==== Given data

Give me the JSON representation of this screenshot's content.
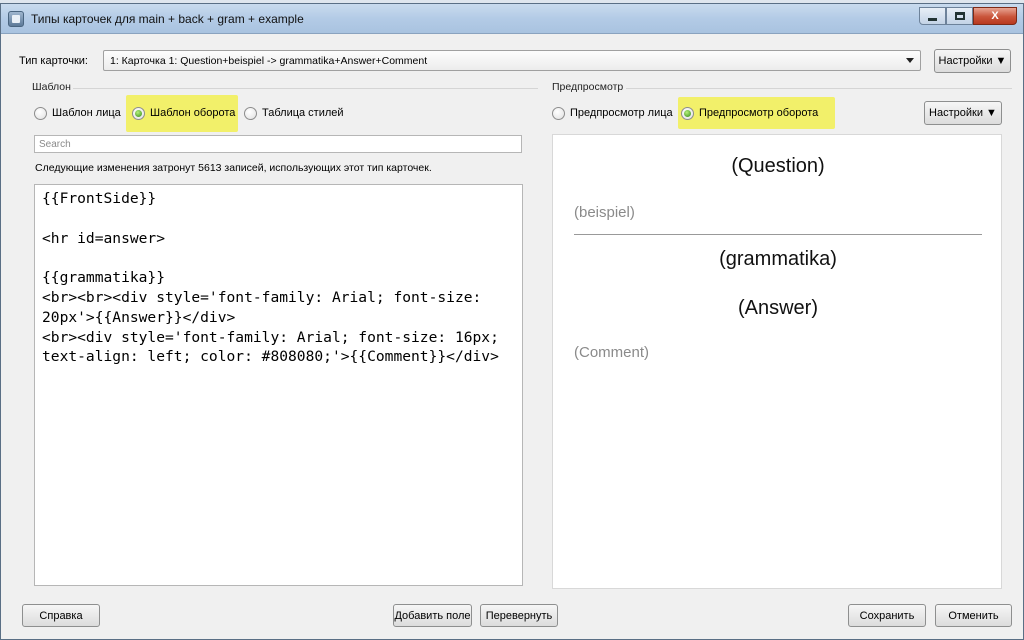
{
  "window": {
    "title": "Типы карточек для main + back + gram + example",
    "minimize_icon": "minimize-icon",
    "maximize_icon": "maximize-icon",
    "close_icon": "close-icon",
    "close_glyph": "X"
  },
  "card_type": {
    "label": "Тип карточки:",
    "selected": "1: Карточка 1: Question+beispiel -> grammatika+Answer+Comment",
    "settings_button": "Настройки ▼"
  },
  "template": {
    "group_title": "Шаблон",
    "radios": [
      {
        "label": "Шаблон лица",
        "checked": false
      },
      {
        "label": "Шаблон оборота",
        "checked": true
      },
      {
        "label": "Таблица стилей",
        "checked": false
      }
    ],
    "search_placeholder": "Search",
    "note": "Следующие изменения затронут 5613 записей, использующих этот тип карточек.",
    "code": "{{FrontSide}}\n\n<hr id=answer>\n\n{{grammatika}}\n<br><br><div style='font-family: Arial; font-size: 20px'>{{Answer}}</div>\n<br><div style='font-family: Arial; font-size: 16px;  text-align: left; color: #808080;'>{{Comment}}</div>"
  },
  "preview": {
    "group_title": "Предпросмотр",
    "radios": [
      {
        "label": "Предпросмотр лица",
        "checked": false
      },
      {
        "label": "Предпросмотр оборота",
        "checked": true
      }
    ],
    "settings_button": "Настройки ▼",
    "question": "(Question)",
    "beispiel": "(beispiel)",
    "grammatika": "(grammatika)",
    "answer": "(Answer)",
    "comment": "(Comment)"
  },
  "footer": {
    "help": "Справка",
    "add_field": "Добавить поле",
    "flip": "Перевернуть",
    "save": "Сохранить",
    "cancel": "Отменить"
  },
  "colors": {
    "highlight": "#f2f06a",
    "radio_checked": "#2e8a13",
    "comment_text": "#808080"
  }
}
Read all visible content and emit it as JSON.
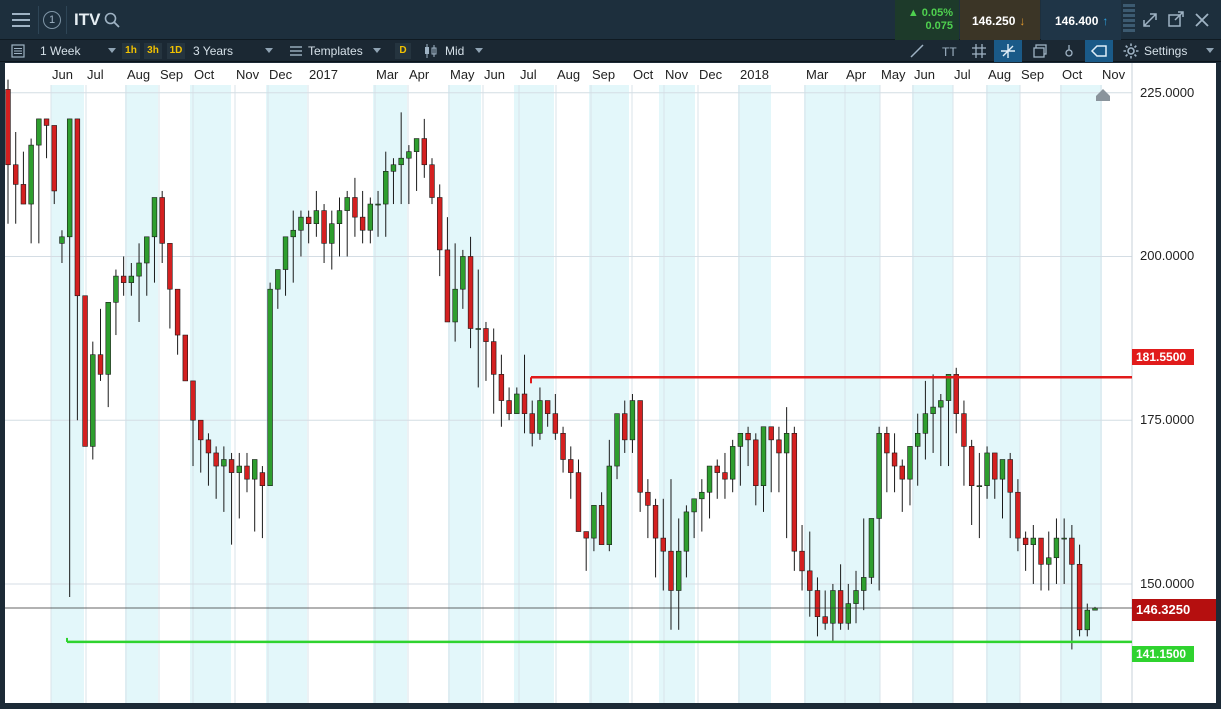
{
  "header": {
    "symbol": "ITV",
    "chart_number": "1",
    "change_pct": "0.05%",
    "change_abs": "0.075",
    "sell_price": "146.250",
    "buy_price": "146.400"
  },
  "toolbar": {
    "interval": "1 Week",
    "quick_intervals": [
      "1h",
      "3h",
      "1D"
    ],
    "range": "3 Years",
    "templates": "Templates",
    "price_type_chip": "D",
    "price_type": "Mid",
    "settings": "Settings"
  },
  "chart_data": {
    "type": "candlestick",
    "instrument": "ITV",
    "interval": "1 Week",
    "x_labels": [
      "Jun",
      "Jul",
      "Aug",
      "Sep",
      "Oct",
      "Nov",
      "Dec",
      "2017",
      "Mar",
      "Apr",
      "May",
      "Jun",
      "Jul",
      "Aug",
      "Sep",
      "Oct",
      "Nov",
      "Dec",
      "2018",
      "Mar",
      "Apr",
      "May",
      "Jun",
      "Jul",
      "Aug",
      "Sep",
      "Oct",
      "Nov"
    ],
    "y_ticks": [
      "225.0000",
      "200.0000",
      "175.0000",
      "150.0000"
    ],
    "ylim": [
      136.5,
      228
    ],
    "current_price": "146.3250",
    "horizontal_lines": [
      {
        "label": "181.5500",
        "value": 181.55,
        "color": "#e11b1b"
      },
      {
        "label": "141.1500",
        "value": 141.15,
        "color": "#2fd32f"
      }
    ],
    "colors": {
      "up": "#2e9e2e",
      "down": "#d42020",
      "band": "#e3f7fa"
    },
    "candles": [
      [
        225.5,
        227,
        205,
        214
      ],
      [
        214,
        219,
        205,
        211
      ],
      [
        211,
        216,
        208,
        208
      ],
      [
        208,
        218,
        202,
        217
      ],
      [
        217,
        221,
        202,
        221
      ],
      [
        221,
        221,
        215,
        220
      ],
      [
        220,
        220,
        208,
        210
      ],
      [
        202,
        204,
        199,
        203
      ],
      [
        203,
        220,
        148,
        221
      ],
      [
        221,
        221,
        175,
        194
      ],
      [
        194,
        194,
        171,
        171
      ],
      [
        171,
        187,
        169,
        185
      ],
      [
        185,
        192,
        181,
        182
      ],
      [
        182,
        193,
        177,
        193
      ],
      [
        193,
        198,
        188,
        197
      ],
      [
        197,
        200,
        194,
        196
      ],
      [
        196,
        199,
        194,
        197
      ],
      [
        197,
        202,
        190,
        199
      ],
      [
        199,
        202,
        194,
        203
      ],
      [
        203,
        202,
        196,
        209
      ],
      [
        209,
        210,
        199,
        202
      ],
      [
        202,
        202,
        189,
        195
      ],
      [
        195,
        194,
        185,
        188
      ],
      [
        188,
        186,
        182,
        181
      ],
      [
        181,
        180,
        168,
        175
      ],
      [
        175,
        173,
        167,
        172
      ],
      [
        172,
        173,
        165,
        170
      ],
      [
        170,
        171,
        163,
        168
      ],
      [
        168,
        171,
        161,
        169
      ],
      [
        169,
        170,
        156,
        167
      ],
      [
        167,
        170,
        160,
        168
      ],
      [
        168,
        170,
        164,
        166
      ],
      [
        166,
        169,
        158,
        169
      ],
      [
        167,
        168,
        157,
        165
      ],
      [
        165,
        196,
        165,
        195
      ],
      [
        195,
        197,
        192,
        198
      ],
      [
        198,
        202,
        194,
        203
      ],
      [
        203,
        207,
        196,
        204
      ],
      [
        204,
        207,
        200,
        206
      ],
      [
        206,
        207,
        202,
        205
      ],
      [
        205,
        210,
        203,
        207
      ],
      [
        207,
        208,
        199,
        202
      ],
      [
        202,
        207,
        198,
        205
      ],
      [
        205,
        209,
        200,
        207
      ],
      [
        207,
        210,
        200,
        209
      ],
      [
        209,
        212,
        203,
        206
      ],
      [
        206,
        210,
        202,
        204
      ],
      [
        204,
        209,
        202,
        208
      ],
      [
        208,
        210,
        203,
        208
      ],
      [
        208,
        216,
        203,
        213
      ],
      [
        213,
        215,
        208,
        214
      ],
      [
        214,
        222,
        208,
        215
      ],
      [
        215,
        217,
        208,
        216
      ],
      [
        216,
        217,
        210,
        218
      ],
      [
        218,
        221,
        212,
        214
      ],
      [
        214,
        215,
        208,
        209
      ],
      [
        209,
        211,
        197,
        201
      ],
      [
        201,
        206,
        192,
        190
      ],
      [
        190,
        202,
        187,
        195
      ],
      [
        195,
        201,
        192,
        200
      ],
      [
        200,
        203,
        186,
        189
      ],
      [
        189,
        198,
        180,
        189
      ],
      [
        189,
        190,
        181,
        187
      ],
      [
        187,
        189,
        176,
        182
      ],
      [
        182,
        185,
        174,
        178
      ],
      [
        178,
        180,
        175,
        176
      ],
      [
        176,
        180,
        177,
        179
      ],
      [
        179,
        185,
        173,
        176
      ],
      [
        176,
        178,
        171,
        173
      ],
      [
        173,
        180,
        172,
        178
      ],
      [
        178,
        178,
        174,
        176
      ],
      [
        176,
        179,
        172,
        173
      ],
      [
        173,
        174,
        167,
        169
      ],
      [
        169,
        171,
        163,
        167
      ],
      [
        167,
        169,
        158,
        158
      ],
      [
        158,
        158,
        152,
        157
      ],
      [
        157,
        160,
        155,
        162
      ],
      [
        162,
        164,
        159,
        156
      ],
      [
        156,
        172,
        155,
        168
      ],
      [
        168,
        174,
        166,
        176
      ],
      [
        176,
        178,
        170,
        172
      ],
      [
        172,
        179,
        170,
        178
      ],
      [
        178,
        178,
        161,
        164
      ],
      [
        164,
        166,
        157,
        162
      ],
      [
        162,
        163,
        151,
        157
      ],
      [
        157,
        163,
        149,
        155
      ],
      [
        155,
        166,
        143,
        149
      ],
      [
        149,
        160,
        143,
        155
      ],
      [
        155,
        162,
        151,
        161
      ],
      [
        161,
        162,
        157,
        163
      ],
      [
        163,
        166,
        158,
        164
      ],
      [
        164,
        167,
        160,
        168
      ],
      [
        168,
        169,
        163,
        167
      ],
      [
        167,
        170,
        163,
        166
      ],
      [
        166,
        172,
        164,
        171
      ],
      [
        171,
        173,
        165,
        173
      ],
      [
        173,
        174,
        168,
        172
      ],
      [
        172,
        173,
        162,
        165
      ],
      [
        165,
        174,
        161,
        174
      ],
      [
        174,
        171,
        164,
        172
      ],
      [
        172,
        174,
        164,
        170
      ],
      [
        170,
        177,
        157,
        173
      ],
      [
        173,
        174,
        152,
        155
      ],
      [
        155,
        159,
        149,
        152
      ],
      [
        152,
        158,
        145,
        149
      ],
      [
        149,
        151,
        142,
        145
      ],
      [
        145,
        149,
        143,
        144
      ],
      [
        144,
        150,
        141,
        149
      ],
      [
        149,
        153,
        143,
        144
      ],
      [
        144,
        150,
        143,
        147
      ],
      [
        147,
        152,
        144,
        149
      ],
      [
        149,
        160,
        146,
        151
      ],
      [
        151,
        152,
        150,
        160
      ],
      [
        160,
        174,
        149,
        173
      ],
      [
        173,
        174,
        164,
        170
      ],
      [
        170,
        173,
        164,
        168
      ],
      [
        168,
        169,
        161,
        166
      ],
      [
        166,
        169,
        162,
        171
      ],
      [
        171,
        176,
        165,
        173
      ],
      [
        173,
        181,
        169,
        176
      ],
      [
        176,
        182,
        170,
        177
      ],
      [
        177,
        179,
        168,
        178
      ],
      [
        178,
        181,
        168,
        182
      ],
      [
        182,
        183,
        173,
        176
      ],
      [
        176,
        178,
        165,
        171
      ],
      [
        171,
        172,
        159,
        165
      ],
      [
        165,
        170,
        157,
        165
      ],
      [
        165,
        171,
        163,
        170
      ],
      [
        170,
        170,
        163,
        166
      ],
      [
        166,
        168,
        160,
        169
      ],
      [
        169,
        170,
        157,
        164
      ],
      [
        164,
        166,
        155,
        157
      ],
      [
        157,
        158,
        152,
        156
      ],
      [
        156,
        159,
        150,
        157
      ],
      [
        157,
        157,
        149,
        153
      ],
      [
        153,
        158,
        149,
        154
      ],
      [
        154,
        160,
        150,
        157
      ],
      [
        157,
        160,
        150,
        157
      ],
      [
        157,
        159,
        140,
        153
      ],
      [
        153,
        156,
        142,
        143
      ],
      [
        143,
        147,
        142,
        146
      ],
      [
        146,
        146.5,
        146,
        146.3
      ]
    ]
  }
}
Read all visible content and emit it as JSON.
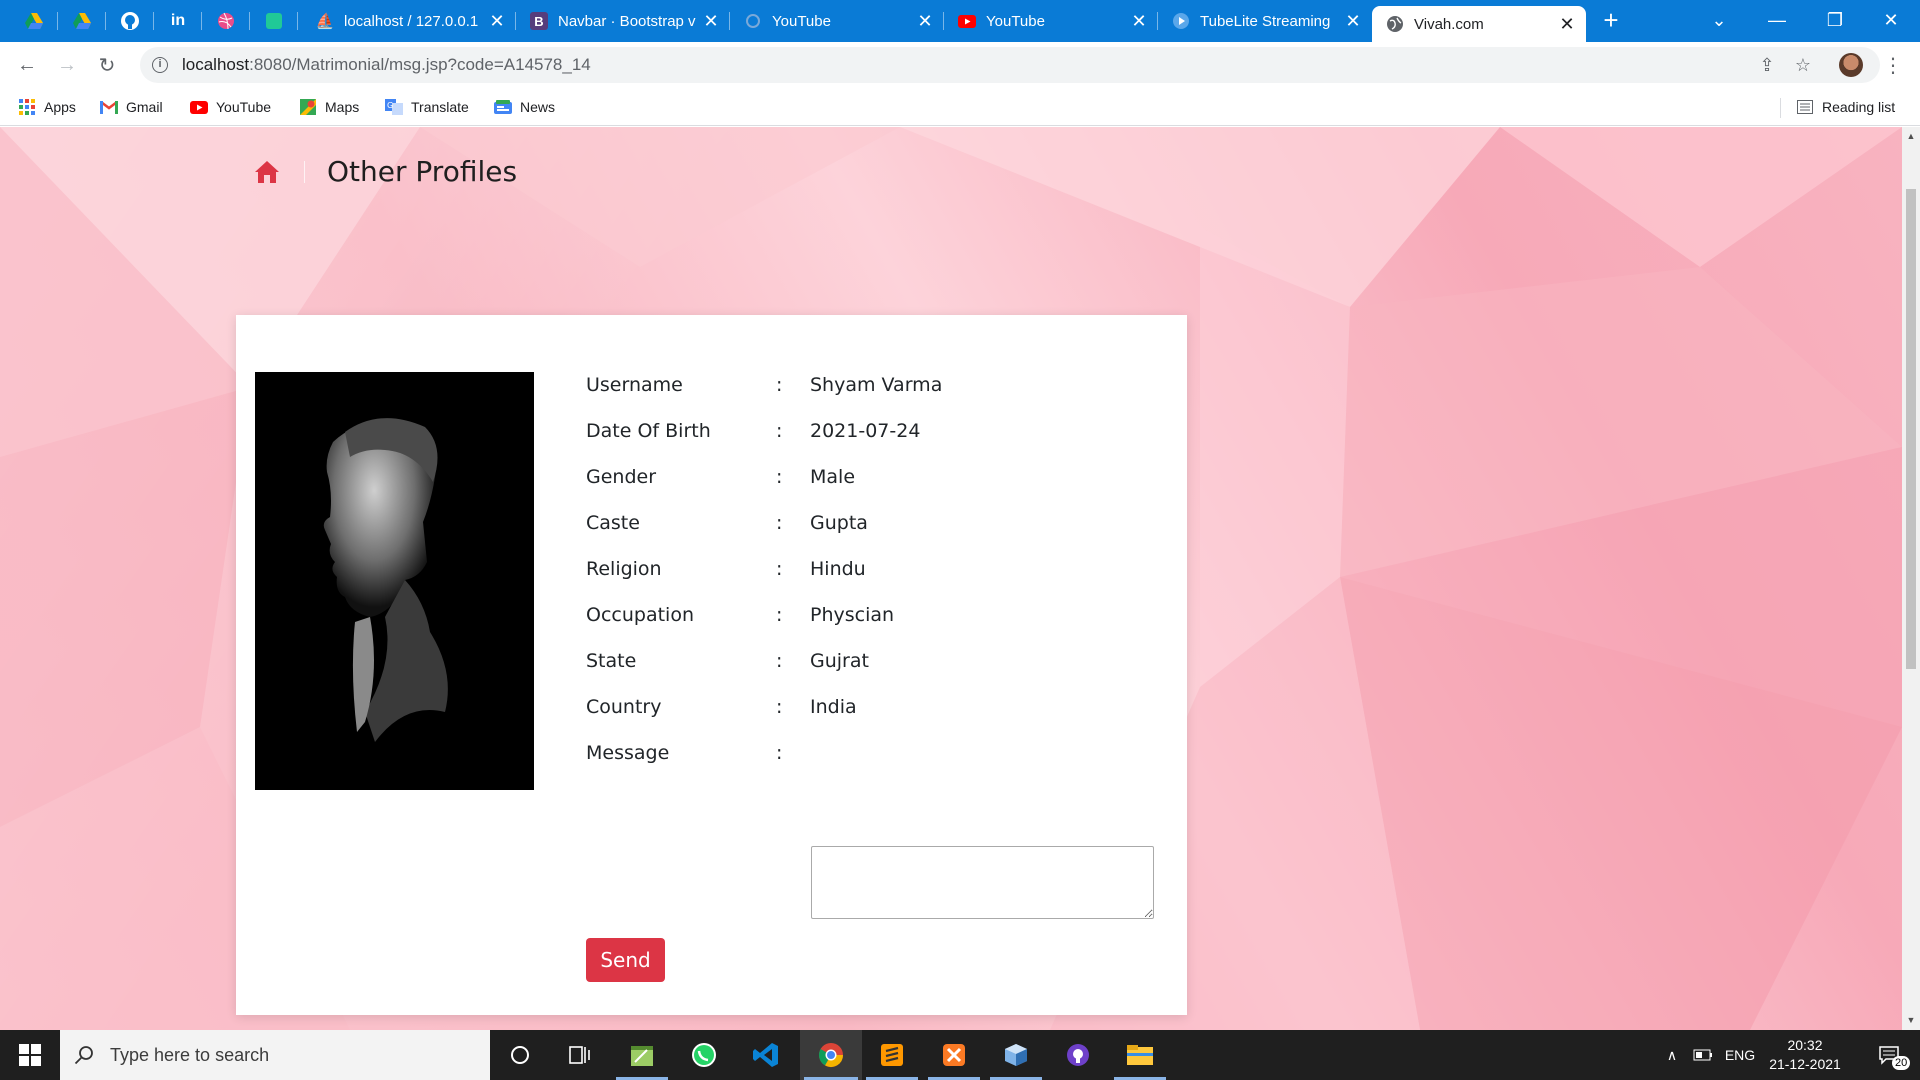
{
  "browser": {
    "pinned_tabs": [
      "google-drive-icon",
      "google-drive-icon",
      "github-icon",
      "linkedin-icon",
      "dribbble-icon",
      "green-app-icon"
    ],
    "tabs": [
      {
        "title": "localhost / 127.0.0.1",
        "icon": "phpmyadmin-icon"
      },
      {
        "title": "Navbar · Bootstrap v",
        "icon": "bootstrap-icon"
      },
      {
        "title": "YouTube",
        "icon": "loading-icon"
      },
      {
        "title": "YouTube",
        "icon": "youtube-icon"
      },
      {
        "title": "TubeLite Streaming",
        "icon": "tubelite-icon"
      },
      {
        "title": "Vivah.com",
        "icon": "globe-icon",
        "active": true
      }
    ],
    "url": {
      "host": "localhost",
      "path": ":8080/Matrimonial/msg.jsp?code=A14578_14"
    },
    "bookmarks": [
      {
        "label": "Apps",
        "icon": "apps-grid-icon"
      },
      {
        "label": "Gmail",
        "icon": "gmail-icon"
      },
      {
        "label": "YouTube",
        "icon": "youtube-icon"
      },
      {
        "label": "Maps",
        "icon": "maps-icon"
      },
      {
        "label": "Translate",
        "icon": "translate-icon"
      },
      {
        "label": "News",
        "icon": "news-icon"
      }
    ],
    "reading_list": "Reading list"
  },
  "page": {
    "breadcrumb_title": "Other Profiles",
    "accent_color": "#dc3545",
    "profile": {
      "fields": [
        {
          "label": "Username",
          "value": "Shyam Varma"
        },
        {
          "label": "Date Of Birth",
          "value": "2021-07-24"
        },
        {
          "label": "Gender",
          "value": "Male"
        },
        {
          "label": "Caste",
          "value": "Gupta"
        },
        {
          "label": "Religion",
          "value": "Hindu"
        },
        {
          "label": "Occupation",
          "value": "Physcian"
        },
        {
          "label": "State",
          "value": "Gujrat"
        },
        {
          "label": "Country",
          "value": "India"
        }
      ],
      "message_label": "Message",
      "separator": ":",
      "message_value": "",
      "send_label": "Send"
    }
  },
  "taskbar": {
    "search_placeholder": "Type here to search",
    "apps": [
      "cortana-icon",
      "task-view-icon",
      "notepad-icon",
      "whatsapp-icon",
      "vscode-icon",
      "chrome-icon",
      "sublime-icon",
      "xampp-icon",
      "virtualbox-icon",
      "github-desktop-icon",
      "file-explorer-icon"
    ],
    "language": "ENG",
    "time": "20:32",
    "date": "21-12-2021",
    "notification_count": "20"
  }
}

========

## Task goal
Copy all lines from the material that hold "localhost".

## Exercise answer
        "title": "localhost / 127.0.0.1",
      "host": "localhost",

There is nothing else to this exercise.